* PROBLEM STATEMENT *
Copy out exactly the lines from the one containing "Decode this chart: output" to the last line of the records below, both included, and leave out any pictures.

* INFORMATION GIVEN *
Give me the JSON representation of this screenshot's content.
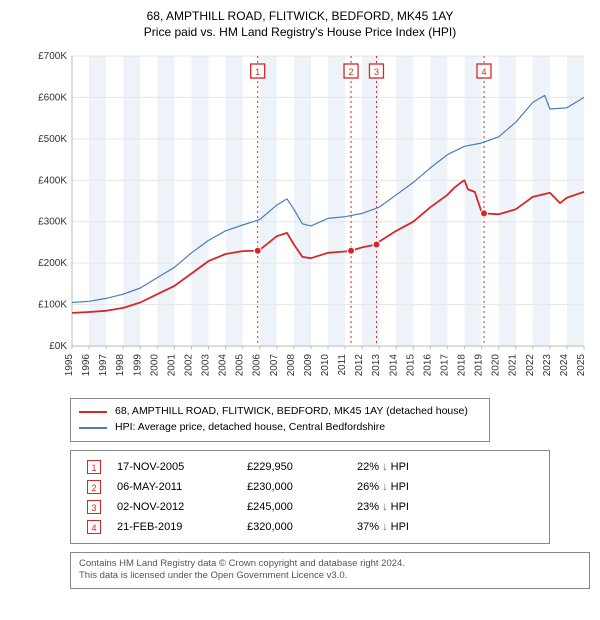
{
  "title": {
    "line1": "68, AMPTHILL ROAD, FLITWICK, BEDFORD, MK45 1AY",
    "line2": "Price paid vs. HM Land Registry's House Price Index (HPI)"
  },
  "chart": {
    "type": "line",
    "background_color": "#ffffff",
    "grid_color": "#e6e6e6",
    "band_color": "#eef3fa",
    "axis_color": "#bbbbbb",
    "tick_fontsize": 10,
    "x": {
      "min": 1995,
      "max": 2025,
      "tick_step": 1,
      "rotate_labels": true
    },
    "y": {
      "min": 0,
      "max": 700000,
      "tick_step": 100000,
      "prefix": "£",
      "format_k": true
    },
    "series": [
      {
        "name": "property",
        "label": "68, AMPTHILL ROAD, FLITWICK, BEDFORD, MK45 1AY (detached house)",
        "color": "#d62728",
        "line_width": 1.8,
        "points": [
          [
            1995,
            80000
          ],
          [
            1996,
            82000
          ],
          [
            1997,
            85000
          ],
          [
            1998,
            92000
          ],
          [
            1999,
            105000
          ],
          [
            2000,
            125000
          ],
          [
            2001,
            145000
          ],
          [
            2002,
            175000
          ],
          [
            2003,
            205000
          ],
          [
            2004,
            222000
          ],
          [
            2005,
            229000
          ],
          [
            2005.88,
            229950
          ],
          [
            2006,
            232000
          ],
          [
            2007,
            265000
          ],
          [
            2007.6,
            273000
          ],
          [
            2008,
            245000
          ],
          [
            2008.5,
            215000
          ],
          [
            2009,
            212000
          ],
          [
            2010,
            225000
          ],
          [
            2011,
            228000
          ],
          [
            2011.35,
            230000
          ],
          [
            2012,
            238000
          ],
          [
            2012.84,
            245000
          ],
          [
            2013,
            252000
          ],
          [
            2014,
            278000
          ],
          [
            2015,
            300000
          ],
          [
            2016,
            335000
          ],
          [
            2017,
            365000
          ],
          [
            2017.4,
            382000
          ],
          [
            2017.8,
            395000
          ],
          [
            2018,
            400000
          ],
          [
            2018.2,
            378000
          ],
          [
            2018.6,
            372000
          ],
          [
            2019,
            323000
          ],
          [
            2019.14,
            320000
          ],
          [
            2020,
            318000
          ],
          [
            2021,
            330000
          ],
          [
            2022,
            360000
          ],
          [
            2023,
            370000
          ],
          [
            2023.6,
            345000
          ],
          [
            2024,
            358000
          ],
          [
            2025,
            372000
          ]
        ],
        "sale_markers": [
          {
            "x": 2005.88,
            "y": 229950
          },
          {
            "x": 2011.35,
            "y": 230000
          },
          {
            "x": 2012.84,
            "y": 245000
          },
          {
            "x": 2019.14,
            "y": 320000
          }
        ]
      },
      {
        "name": "hpi",
        "label": "HPI: Average price, detached house, Central Bedfordshire",
        "color": "#4a7ebb",
        "line_width": 1.2,
        "points": [
          [
            1995,
            105000
          ],
          [
            1996,
            108000
          ],
          [
            1997,
            115000
          ],
          [
            1998,
            125000
          ],
          [
            1999,
            140000
          ],
          [
            2000,
            165000
          ],
          [
            2001,
            190000
          ],
          [
            2002,
            225000
          ],
          [
            2003,
            255000
          ],
          [
            2004,
            278000
          ],
          [
            2005,
            292000
          ],
          [
            2006,
            305000
          ],
          [
            2007,
            340000
          ],
          [
            2007.6,
            355000
          ],
          [
            2008,
            330000
          ],
          [
            2008.5,
            295000
          ],
          [
            2009,
            290000
          ],
          [
            2010,
            308000
          ],
          [
            2011,
            312000
          ],
          [
            2012,
            320000
          ],
          [
            2013,
            335000
          ],
          [
            2014,
            365000
          ],
          [
            2015,
            395000
          ],
          [
            2016,
            430000
          ],
          [
            2017,
            462000
          ],
          [
            2018,
            482000
          ],
          [
            2019,
            490000
          ],
          [
            2020,
            505000
          ],
          [
            2021,
            540000
          ],
          [
            2022,
            588000
          ],
          [
            2022.7,
            605000
          ],
          [
            2023,
            572000
          ],
          [
            2024,
            575000
          ],
          [
            2025,
            600000
          ]
        ]
      }
    ],
    "vlines": [
      {
        "x": 2005.88,
        "label": "1"
      },
      {
        "x": 2011.35,
        "label": "2"
      },
      {
        "x": 2012.84,
        "label": "3"
      },
      {
        "x": 2019.14,
        "label": "4"
      }
    ],
    "vline_color": "#d62728",
    "vline_dash": "2,3",
    "vline_box_fontsize": 9
  },
  "legend": {
    "items": [
      {
        "color": "#d62728",
        "label": "68, AMPTHILL ROAD, FLITWICK, BEDFORD, MK45 1AY (detached house)"
      },
      {
        "color": "#4a7ebb",
        "label": "HPI: Average price, detached house, Central Bedfordshire"
      }
    ]
  },
  "sales": {
    "hpi_suffix": "HPI",
    "rows": [
      {
        "n": "1",
        "date": "17-NOV-2005",
        "price": "£229,950",
        "pct": "22%",
        "dir": "↓"
      },
      {
        "n": "2",
        "date": "06-MAY-2011",
        "price": "£230,000",
        "pct": "26%",
        "dir": "↓"
      },
      {
        "n": "3",
        "date": "02-NOV-2012",
        "price": "£245,000",
        "pct": "23%",
        "dir": "↓"
      },
      {
        "n": "4",
        "date": "21-FEB-2019",
        "price": "£320,000",
        "pct": "37%",
        "dir": "↓"
      }
    ]
  },
  "attribution": {
    "line1": "Contains HM Land Registry data © Crown copyright and database right 2024.",
    "line2": "This data is licensed under the Open Government Licence v3.0."
  }
}
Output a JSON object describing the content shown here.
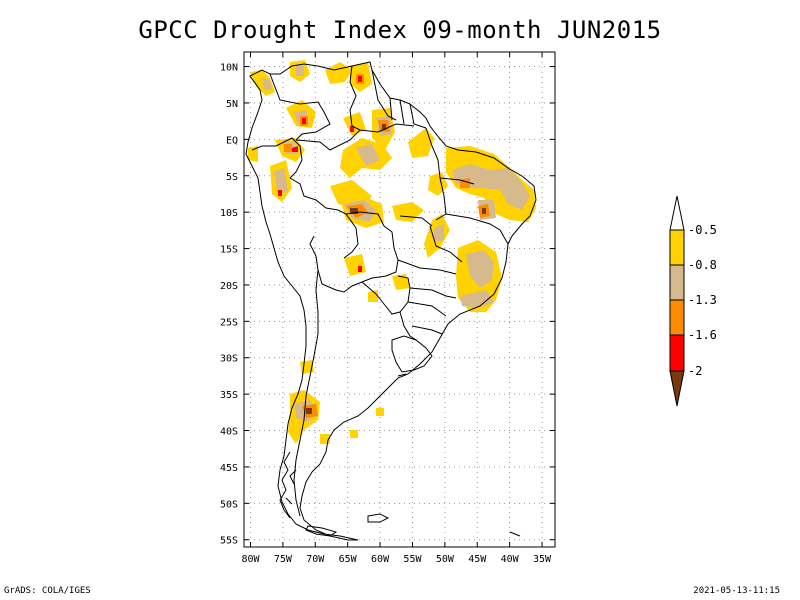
{
  "title": "GPCC Drought Index 09-month JUN2015",
  "axes": {
    "lat_labels": [
      "10N",
      "5N",
      "EQ",
      "5S",
      "10S",
      "15S",
      "20S",
      "25S",
      "30S",
      "35S",
      "40S",
      "45S",
      "50S",
      "55S"
    ],
    "lon_labels": [
      "80W",
      "75W",
      "70W",
      "65W",
      "60W",
      "55W",
      "50W",
      "45W",
      "40W",
      "35W"
    ],
    "lat_range": [
      -56,
      12
    ],
    "lon_range": [
      -81,
      -33
    ]
  },
  "legend": {
    "labels": [
      "-0.5",
      "-0.8",
      "-1.3",
      "-1.6",
      "-2"
    ],
    "colors": [
      "#ffffff",
      "#ffd200",
      "#d7b98e",
      "#ff8c00",
      "#ff0000",
      "#7a3a10"
    ]
  },
  "footer": {
    "left": "GrADS: COLA/IGES",
    "right": "2021-05-13-11:15"
  }
}
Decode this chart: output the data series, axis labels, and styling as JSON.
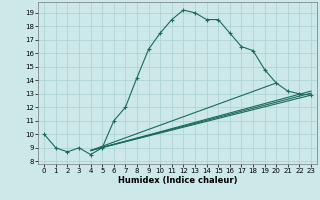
{
  "xlabel": "Humidex (Indice chaleur)",
  "ylabel": "",
  "background_color": "#cce8e8",
  "grid_color": "#afd4d4",
  "line_color": "#1a6b5a",
  "xlim": [
    -0.5,
    23.5
  ],
  "ylim": [
    7.8,
    19.8
  ],
  "xticks": [
    0,
    1,
    2,
    3,
    4,
    5,
    6,
    7,
    8,
    9,
    10,
    11,
    12,
    13,
    14,
    15,
    16,
    17,
    18,
    19,
    20,
    21,
    22,
    23
  ],
  "yticks": [
    8,
    9,
    10,
    11,
    12,
    13,
    14,
    15,
    16,
    17,
    18,
    19
  ],
  "main_line": {
    "x": [
      0,
      1,
      2,
      3,
      4,
      5,
      6,
      7,
      8,
      9,
      10,
      11,
      12,
      13,
      14,
      15,
      16,
      17,
      18,
      19,
      20,
      21,
      22,
      23
    ],
    "y": [
      10,
      9,
      8.7,
      9,
      8.5,
      9,
      11,
      12,
      14.2,
      16.3,
      17.5,
      18.5,
      19.2,
      19.0,
      18.5,
      18.5,
      17.5,
      16.5,
      16.2,
      14.8,
      13.8,
      13.2,
      13.0,
      12.9
    ]
  },
  "extra_lines": [
    {
      "x": [
        4,
        23
      ],
      "y": [
        8.8,
        12.9
      ]
    },
    {
      "x": [
        4,
        23
      ],
      "y": [
        8.8,
        13.05
      ]
    },
    {
      "x": [
        4,
        23
      ],
      "y": [
        8.8,
        13.2
      ]
    },
    {
      "x": [
        4,
        20
      ],
      "y": [
        8.8,
        13.8
      ]
    }
  ],
  "xlabel_fontsize": 6.0,
  "tick_fontsize": 5.0
}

* RESULT *
Decode this chart: output the data series, axis labels, and styling as JSON.
{
  "xlabel": "Humidex (Indice chaleur)",
  "ylabel": "",
  "background_color": "#cce8e8",
  "grid_color": "#afd4d4",
  "line_color": "#1a6b5a",
  "xlim": [
    -0.5,
    23.5
  ],
  "ylim": [
    7.8,
    19.8
  ],
  "xticks": [
    0,
    1,
    2,
    3,
    4,
    5,
    6,
    7,
    8,
    9,
    10,
    11,
    12,
    13,
    14,
    15,
    16,
    17,
    18,
    19,
    20,
    21,
    22,
    23
  ],
  "yticks": [
    8,
    9,
    10,
    11,
    12,
    13,
    14,
    15,
    16,
    17,
    18,
    19
  ],
  "main_line": {
    "x": [
      0,
      1,
      2,
      3,
      4,
      5,
      6,
      7,
      8,
      9,
      10,
      11,
      12,
      13,
      14,
      15,
      16,
      17,
      18,
      19,
      20,
      21,
      22,
      23
    ],
    "y": [
      10,
      9,
      8.7,
      9,
      8.5,
      9,
      11,
      12,
      14.2,
      16.3,
      17.5,
      18.5,
      19.2,
      19.0,
      18.5,
      18.5,
      17.5,
      16.5,
      16.2,
      14.8,
      13.8,
      13.2,
      13.0,
      12.9
    ]
  },
  "extra_lines": [
    {
      "x": [
        4,
        23
      ],
      "y": [
        8.8,
        12.9
      ]
    },
    {
      "x": [
        4,
        23
      ],
      "y": [
        8.8,
        13.05
      ]
    },
    {
      "x": [
        4,
        23
      ],
      "y": [
        8.8,
        13.2
      ]
    },
    {
      "x": [
        4,
        20
      ],
      "y": [
        8.8,
        13.8
      ]
    }
  ],
  "xlabel_fontsize": 6.0,
  "tick_fontsize": 5.0
}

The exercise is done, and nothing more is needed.